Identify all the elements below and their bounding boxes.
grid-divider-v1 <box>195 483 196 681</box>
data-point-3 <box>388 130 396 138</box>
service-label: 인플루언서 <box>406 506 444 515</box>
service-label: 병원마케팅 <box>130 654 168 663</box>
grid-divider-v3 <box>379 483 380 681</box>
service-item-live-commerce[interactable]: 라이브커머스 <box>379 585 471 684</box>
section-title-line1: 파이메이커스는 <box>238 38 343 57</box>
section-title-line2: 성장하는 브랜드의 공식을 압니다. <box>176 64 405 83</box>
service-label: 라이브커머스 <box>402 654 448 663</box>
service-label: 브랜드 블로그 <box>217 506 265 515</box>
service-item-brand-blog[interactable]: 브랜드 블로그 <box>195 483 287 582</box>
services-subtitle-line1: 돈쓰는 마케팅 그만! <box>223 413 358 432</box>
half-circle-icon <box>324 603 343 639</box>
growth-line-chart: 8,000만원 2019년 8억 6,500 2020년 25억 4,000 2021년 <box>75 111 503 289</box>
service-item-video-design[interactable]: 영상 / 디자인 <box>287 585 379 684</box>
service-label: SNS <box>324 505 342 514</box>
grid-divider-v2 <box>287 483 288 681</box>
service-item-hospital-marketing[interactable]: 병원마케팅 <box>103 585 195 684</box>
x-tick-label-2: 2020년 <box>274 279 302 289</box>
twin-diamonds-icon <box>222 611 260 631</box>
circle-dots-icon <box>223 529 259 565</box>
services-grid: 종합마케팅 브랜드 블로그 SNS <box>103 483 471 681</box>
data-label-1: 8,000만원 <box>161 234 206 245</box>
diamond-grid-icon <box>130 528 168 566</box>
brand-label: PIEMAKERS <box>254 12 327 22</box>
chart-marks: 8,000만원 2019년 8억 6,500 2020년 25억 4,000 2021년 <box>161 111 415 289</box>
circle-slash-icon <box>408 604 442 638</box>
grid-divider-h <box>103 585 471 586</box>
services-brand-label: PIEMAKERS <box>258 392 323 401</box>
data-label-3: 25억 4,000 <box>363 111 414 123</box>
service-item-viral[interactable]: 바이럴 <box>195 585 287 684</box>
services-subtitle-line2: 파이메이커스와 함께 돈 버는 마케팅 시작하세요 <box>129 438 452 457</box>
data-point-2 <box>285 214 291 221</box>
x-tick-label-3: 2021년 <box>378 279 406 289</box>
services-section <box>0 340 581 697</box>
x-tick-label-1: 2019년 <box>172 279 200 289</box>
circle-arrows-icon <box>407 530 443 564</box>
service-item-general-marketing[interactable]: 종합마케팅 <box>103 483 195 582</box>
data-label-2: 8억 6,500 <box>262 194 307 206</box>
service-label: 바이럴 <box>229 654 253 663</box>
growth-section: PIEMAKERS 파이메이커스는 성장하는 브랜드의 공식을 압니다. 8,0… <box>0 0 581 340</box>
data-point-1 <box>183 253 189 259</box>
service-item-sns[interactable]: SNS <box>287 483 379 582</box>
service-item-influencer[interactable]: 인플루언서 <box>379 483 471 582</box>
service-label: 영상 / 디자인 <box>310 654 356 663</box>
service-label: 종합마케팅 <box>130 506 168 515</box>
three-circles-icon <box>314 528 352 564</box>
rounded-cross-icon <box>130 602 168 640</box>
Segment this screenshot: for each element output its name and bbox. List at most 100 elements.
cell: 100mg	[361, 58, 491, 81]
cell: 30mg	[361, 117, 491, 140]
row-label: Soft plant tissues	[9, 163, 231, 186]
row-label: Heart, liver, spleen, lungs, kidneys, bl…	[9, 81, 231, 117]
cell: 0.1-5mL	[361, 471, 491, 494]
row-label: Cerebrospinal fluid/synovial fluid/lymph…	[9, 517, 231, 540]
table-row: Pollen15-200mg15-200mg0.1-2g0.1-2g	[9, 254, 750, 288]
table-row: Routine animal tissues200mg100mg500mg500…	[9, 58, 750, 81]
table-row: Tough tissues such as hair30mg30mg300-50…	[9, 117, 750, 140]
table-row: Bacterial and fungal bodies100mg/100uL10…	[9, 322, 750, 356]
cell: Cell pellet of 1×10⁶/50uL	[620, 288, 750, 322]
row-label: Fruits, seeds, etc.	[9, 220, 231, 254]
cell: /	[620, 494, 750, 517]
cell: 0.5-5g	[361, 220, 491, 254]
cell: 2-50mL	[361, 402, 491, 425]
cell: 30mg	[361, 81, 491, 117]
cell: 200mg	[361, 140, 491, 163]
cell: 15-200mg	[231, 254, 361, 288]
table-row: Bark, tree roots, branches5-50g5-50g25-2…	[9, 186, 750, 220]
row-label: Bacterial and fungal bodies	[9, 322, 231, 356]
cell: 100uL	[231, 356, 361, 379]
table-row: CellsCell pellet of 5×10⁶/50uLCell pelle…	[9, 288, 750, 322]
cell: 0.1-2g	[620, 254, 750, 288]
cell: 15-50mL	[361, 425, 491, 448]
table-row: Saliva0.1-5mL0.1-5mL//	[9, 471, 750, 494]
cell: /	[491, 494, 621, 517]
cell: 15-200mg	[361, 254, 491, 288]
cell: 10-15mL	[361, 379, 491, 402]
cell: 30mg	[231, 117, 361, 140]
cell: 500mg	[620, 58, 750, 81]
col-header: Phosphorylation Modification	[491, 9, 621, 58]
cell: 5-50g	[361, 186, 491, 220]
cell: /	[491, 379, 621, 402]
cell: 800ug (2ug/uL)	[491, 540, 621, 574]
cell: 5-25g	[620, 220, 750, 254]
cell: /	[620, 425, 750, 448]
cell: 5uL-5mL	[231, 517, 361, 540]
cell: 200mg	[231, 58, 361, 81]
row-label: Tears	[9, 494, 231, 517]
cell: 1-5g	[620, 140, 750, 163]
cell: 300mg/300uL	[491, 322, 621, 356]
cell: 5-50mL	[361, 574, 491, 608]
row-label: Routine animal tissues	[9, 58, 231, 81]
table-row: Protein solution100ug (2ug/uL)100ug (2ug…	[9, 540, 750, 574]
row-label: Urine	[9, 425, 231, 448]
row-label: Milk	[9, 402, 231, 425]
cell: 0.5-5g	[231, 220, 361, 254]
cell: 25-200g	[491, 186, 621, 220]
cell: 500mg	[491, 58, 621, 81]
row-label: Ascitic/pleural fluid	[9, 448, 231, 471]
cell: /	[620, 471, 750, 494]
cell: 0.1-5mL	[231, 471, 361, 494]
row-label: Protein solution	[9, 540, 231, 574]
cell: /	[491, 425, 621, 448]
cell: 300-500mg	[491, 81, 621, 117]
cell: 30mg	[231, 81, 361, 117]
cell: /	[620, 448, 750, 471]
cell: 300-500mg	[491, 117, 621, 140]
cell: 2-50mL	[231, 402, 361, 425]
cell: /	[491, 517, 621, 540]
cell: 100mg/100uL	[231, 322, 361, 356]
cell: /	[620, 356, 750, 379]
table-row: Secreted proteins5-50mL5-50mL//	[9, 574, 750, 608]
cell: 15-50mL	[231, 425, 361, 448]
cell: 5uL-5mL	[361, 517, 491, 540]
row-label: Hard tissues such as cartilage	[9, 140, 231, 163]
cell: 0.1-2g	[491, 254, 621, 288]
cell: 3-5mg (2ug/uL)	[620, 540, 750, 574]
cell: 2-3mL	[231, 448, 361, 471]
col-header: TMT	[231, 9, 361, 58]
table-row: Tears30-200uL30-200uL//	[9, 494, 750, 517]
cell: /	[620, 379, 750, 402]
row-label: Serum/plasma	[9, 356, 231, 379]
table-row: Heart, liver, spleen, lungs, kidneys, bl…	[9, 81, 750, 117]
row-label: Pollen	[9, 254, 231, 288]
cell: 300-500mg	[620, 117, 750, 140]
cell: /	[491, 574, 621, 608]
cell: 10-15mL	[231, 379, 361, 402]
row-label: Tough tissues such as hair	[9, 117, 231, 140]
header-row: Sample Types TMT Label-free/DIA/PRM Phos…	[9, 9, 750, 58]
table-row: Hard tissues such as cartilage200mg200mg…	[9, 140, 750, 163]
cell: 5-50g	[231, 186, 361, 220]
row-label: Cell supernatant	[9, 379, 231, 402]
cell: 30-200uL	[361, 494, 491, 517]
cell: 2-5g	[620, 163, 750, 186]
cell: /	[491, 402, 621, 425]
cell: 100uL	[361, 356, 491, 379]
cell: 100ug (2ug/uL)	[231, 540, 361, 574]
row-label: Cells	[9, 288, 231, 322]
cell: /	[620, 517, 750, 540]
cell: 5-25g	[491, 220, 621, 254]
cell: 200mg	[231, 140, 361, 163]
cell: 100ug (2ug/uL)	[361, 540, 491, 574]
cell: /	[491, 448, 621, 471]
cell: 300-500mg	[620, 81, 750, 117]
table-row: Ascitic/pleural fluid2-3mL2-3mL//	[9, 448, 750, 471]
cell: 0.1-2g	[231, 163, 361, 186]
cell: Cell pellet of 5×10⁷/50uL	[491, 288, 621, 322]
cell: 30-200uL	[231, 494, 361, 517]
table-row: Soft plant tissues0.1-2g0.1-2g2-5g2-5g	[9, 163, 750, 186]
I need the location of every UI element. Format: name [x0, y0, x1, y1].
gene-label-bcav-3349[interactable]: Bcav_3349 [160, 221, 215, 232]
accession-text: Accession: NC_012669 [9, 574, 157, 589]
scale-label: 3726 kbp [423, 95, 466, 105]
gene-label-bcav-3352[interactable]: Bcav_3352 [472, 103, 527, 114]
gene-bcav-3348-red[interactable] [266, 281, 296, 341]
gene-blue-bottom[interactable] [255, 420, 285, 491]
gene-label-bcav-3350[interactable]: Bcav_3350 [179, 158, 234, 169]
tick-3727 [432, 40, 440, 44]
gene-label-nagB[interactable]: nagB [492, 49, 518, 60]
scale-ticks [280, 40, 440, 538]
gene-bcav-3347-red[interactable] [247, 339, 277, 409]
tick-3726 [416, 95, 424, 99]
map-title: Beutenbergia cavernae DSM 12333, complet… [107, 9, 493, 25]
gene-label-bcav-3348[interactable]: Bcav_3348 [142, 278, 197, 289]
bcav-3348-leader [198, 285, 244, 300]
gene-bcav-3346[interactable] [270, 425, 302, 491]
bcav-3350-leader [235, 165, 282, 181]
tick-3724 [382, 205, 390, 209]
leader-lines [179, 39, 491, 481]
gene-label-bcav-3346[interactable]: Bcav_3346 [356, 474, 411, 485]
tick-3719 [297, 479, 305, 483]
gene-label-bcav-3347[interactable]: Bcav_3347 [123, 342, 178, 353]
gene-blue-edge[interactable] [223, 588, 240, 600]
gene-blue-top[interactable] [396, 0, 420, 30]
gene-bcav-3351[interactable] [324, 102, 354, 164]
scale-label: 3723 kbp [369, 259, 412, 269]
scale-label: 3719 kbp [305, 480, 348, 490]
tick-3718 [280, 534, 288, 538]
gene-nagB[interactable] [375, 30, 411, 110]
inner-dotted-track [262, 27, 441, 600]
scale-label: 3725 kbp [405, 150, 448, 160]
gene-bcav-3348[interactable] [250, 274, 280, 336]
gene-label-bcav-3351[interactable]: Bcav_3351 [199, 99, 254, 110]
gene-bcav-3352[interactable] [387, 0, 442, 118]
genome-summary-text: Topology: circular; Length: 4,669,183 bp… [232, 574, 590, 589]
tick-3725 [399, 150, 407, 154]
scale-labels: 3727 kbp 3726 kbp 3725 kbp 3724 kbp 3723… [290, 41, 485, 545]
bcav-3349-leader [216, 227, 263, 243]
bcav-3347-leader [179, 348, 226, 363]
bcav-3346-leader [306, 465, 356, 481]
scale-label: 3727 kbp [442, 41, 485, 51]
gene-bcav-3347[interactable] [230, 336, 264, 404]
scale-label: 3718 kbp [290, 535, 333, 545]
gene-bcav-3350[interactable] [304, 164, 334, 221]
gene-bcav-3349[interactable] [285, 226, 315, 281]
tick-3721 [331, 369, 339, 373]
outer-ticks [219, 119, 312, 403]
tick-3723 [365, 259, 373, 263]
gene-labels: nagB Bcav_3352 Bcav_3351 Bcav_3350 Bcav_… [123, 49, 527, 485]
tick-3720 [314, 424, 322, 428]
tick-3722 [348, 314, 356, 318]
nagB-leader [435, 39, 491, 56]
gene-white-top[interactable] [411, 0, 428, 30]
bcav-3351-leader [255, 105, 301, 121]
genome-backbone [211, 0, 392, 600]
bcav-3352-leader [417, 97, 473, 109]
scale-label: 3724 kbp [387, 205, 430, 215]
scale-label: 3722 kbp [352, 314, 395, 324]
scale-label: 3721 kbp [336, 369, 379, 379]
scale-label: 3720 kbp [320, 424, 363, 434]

▶ [TASK PROMPT] Among the lines of the records above, count those holding the string "nagB", and report only the number.

▶ [SOLUTION BELOW] 4